• _PROBLEM STATEMENT_: Copy out the entries word for word, starting at the line that contains "Patent image size: (765, 702)." and ending at the line that contains "The second wiring 222 is at (597, 572).", including both of those lines.

+ + + +

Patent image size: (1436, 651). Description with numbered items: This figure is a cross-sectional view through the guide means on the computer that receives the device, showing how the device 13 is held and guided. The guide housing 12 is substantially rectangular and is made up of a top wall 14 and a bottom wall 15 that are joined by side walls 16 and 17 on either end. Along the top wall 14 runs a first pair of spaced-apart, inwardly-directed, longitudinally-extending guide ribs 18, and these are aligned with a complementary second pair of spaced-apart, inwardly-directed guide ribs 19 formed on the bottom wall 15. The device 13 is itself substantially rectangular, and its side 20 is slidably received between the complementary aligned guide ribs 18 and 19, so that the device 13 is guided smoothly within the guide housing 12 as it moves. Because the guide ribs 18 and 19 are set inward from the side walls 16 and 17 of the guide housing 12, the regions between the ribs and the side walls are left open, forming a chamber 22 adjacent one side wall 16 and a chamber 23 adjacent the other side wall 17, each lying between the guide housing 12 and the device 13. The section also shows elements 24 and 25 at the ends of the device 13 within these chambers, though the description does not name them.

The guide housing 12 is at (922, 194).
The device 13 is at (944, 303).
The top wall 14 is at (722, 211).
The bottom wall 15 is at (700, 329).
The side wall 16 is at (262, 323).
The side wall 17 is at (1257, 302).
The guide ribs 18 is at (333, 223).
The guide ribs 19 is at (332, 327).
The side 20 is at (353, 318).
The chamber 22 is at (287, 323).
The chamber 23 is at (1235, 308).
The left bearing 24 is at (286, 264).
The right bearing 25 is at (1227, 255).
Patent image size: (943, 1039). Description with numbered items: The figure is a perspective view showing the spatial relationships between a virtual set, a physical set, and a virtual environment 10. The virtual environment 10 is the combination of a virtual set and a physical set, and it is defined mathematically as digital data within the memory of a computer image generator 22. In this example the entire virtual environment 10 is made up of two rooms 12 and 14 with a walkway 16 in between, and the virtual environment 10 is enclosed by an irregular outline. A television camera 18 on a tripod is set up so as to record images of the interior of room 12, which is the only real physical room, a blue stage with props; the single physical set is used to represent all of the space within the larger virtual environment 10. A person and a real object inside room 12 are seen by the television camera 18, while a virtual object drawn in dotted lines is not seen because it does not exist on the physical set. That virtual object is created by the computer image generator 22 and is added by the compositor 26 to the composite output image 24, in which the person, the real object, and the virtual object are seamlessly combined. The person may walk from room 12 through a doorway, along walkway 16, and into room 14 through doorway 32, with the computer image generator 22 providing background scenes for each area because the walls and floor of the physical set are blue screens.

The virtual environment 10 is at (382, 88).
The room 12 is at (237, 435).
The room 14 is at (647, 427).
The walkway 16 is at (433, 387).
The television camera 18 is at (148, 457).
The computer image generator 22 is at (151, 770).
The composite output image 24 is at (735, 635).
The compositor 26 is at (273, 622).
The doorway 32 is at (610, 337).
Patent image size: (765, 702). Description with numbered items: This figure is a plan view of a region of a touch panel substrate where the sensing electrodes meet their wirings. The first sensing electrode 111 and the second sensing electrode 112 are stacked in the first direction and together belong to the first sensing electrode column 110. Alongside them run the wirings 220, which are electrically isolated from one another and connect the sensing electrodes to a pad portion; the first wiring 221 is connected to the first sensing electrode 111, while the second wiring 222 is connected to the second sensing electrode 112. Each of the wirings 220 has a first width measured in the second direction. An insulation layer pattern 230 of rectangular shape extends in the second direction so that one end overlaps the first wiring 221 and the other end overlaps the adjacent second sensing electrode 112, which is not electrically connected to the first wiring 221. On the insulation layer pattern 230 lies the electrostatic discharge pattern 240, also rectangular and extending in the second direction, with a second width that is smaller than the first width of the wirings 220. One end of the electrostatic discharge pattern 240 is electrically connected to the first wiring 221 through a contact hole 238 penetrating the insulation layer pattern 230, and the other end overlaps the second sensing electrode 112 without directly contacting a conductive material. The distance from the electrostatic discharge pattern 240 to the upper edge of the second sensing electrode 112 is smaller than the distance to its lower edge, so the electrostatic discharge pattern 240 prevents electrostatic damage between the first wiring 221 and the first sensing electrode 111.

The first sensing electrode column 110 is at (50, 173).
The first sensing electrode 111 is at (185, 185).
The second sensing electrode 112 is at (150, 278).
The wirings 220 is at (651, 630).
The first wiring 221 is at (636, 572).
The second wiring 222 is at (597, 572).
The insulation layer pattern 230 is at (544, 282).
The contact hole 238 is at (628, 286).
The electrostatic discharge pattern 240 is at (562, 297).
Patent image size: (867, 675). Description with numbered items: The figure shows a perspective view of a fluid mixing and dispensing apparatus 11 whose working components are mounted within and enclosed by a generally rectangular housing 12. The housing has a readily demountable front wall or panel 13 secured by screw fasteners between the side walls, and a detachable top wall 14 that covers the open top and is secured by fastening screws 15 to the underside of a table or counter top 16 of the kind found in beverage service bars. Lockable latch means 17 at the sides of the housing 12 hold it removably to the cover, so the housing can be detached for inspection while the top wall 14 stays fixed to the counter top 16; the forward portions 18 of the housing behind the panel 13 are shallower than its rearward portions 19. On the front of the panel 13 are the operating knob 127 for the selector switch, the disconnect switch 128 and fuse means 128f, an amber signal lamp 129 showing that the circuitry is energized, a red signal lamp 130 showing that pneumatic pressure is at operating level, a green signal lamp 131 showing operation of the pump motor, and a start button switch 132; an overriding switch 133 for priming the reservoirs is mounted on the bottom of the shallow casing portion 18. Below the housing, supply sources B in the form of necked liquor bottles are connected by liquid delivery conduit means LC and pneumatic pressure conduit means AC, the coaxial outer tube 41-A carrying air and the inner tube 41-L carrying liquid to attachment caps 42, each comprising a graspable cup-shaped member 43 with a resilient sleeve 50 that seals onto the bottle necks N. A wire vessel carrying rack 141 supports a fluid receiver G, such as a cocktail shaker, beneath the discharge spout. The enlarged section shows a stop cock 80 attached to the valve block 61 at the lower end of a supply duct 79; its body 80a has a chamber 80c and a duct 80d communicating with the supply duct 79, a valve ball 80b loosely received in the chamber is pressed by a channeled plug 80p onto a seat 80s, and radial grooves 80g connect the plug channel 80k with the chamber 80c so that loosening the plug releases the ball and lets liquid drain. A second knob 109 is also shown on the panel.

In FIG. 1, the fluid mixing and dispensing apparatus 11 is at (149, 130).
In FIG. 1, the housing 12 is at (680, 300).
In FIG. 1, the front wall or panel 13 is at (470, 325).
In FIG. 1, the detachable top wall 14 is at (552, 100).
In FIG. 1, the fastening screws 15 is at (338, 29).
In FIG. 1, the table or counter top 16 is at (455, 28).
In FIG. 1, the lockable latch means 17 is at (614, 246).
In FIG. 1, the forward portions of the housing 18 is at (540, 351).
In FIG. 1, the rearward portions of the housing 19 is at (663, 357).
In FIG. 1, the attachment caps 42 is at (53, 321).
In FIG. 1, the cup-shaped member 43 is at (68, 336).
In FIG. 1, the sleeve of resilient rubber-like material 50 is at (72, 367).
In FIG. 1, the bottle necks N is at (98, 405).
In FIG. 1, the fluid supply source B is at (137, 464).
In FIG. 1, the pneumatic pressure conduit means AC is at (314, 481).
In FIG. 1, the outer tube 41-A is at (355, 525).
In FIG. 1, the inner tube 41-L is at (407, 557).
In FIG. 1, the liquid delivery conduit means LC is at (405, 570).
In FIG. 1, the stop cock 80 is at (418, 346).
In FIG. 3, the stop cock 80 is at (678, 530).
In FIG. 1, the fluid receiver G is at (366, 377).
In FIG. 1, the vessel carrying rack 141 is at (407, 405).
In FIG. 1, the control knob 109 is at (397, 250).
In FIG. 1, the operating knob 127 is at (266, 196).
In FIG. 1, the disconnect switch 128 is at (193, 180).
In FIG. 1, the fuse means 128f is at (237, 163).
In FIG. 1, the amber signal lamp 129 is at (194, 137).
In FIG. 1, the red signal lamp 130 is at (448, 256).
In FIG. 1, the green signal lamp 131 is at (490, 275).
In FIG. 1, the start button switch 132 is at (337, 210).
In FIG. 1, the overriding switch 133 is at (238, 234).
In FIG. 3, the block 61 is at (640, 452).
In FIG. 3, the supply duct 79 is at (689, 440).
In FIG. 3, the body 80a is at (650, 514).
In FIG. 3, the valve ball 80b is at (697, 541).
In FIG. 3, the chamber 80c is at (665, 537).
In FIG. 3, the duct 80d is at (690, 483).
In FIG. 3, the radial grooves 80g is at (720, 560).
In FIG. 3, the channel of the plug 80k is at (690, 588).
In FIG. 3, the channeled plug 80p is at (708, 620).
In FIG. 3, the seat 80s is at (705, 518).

+ + + +

• _FULL ANSWER_:
Patent image size: (765, 702). Description with numbered items: This figure is a plan view of a region of a touch panel substrate where the sensing electrodes meet their wirings. The first sensing electrode 111 and the second sensing electrode 112 are stacked in the first direction and together belong to the first sensing electrode column 110. Alongside them run the wirings 220, which are electrically isolated from one another and connect the sensing electrodes to a pad portion; the first wiring 221 is connected to the first sensing electrode 111, while the second wiring 222 is connected to the second sensing electrode 112. Each of the wirings 220 has a first width measured in the second direction. An insulation layer pattern 230 of rectangular shape extends in the second direction so that one end overlaps the first wiring 221 and the other end overlaps the adjacent second sensing electrode 112, which is not electrically connected to the first wiring 221. On the insulation layer pattern 230 lies the electrostatic discharge pattern 240, also rectangular and extending in the second direction, with a second width that is smaller than the first width of the wirings 220. One end of the electrostatic discharge pattern 240 is electrically connected to the first wiring 221 through a contact hole 238 penetrating the insulation layer pattern 230, and the other end overlaps the second sensing electrode 112 without directly contacting a conductive material. The distance from the electrostatic discharge pattern 240 to the upper edge of the second sensing electrode 112 is smaller than the distance to its lower edge, so the electrostatic discharge pattern 240 prevents electrostatic damage between the first wiring 221 and the first sensing electrode 111.

The first sensing electrode column 110 is at (50, 173).
The first sensing electrode 111 is at (185, 185).
The second sensing electrode 112 is at (150, 278).
The wirings 220 is at (651, 630).
The first wiring 221 is at (636, 572).
The second wiring 222 is at (597, 572).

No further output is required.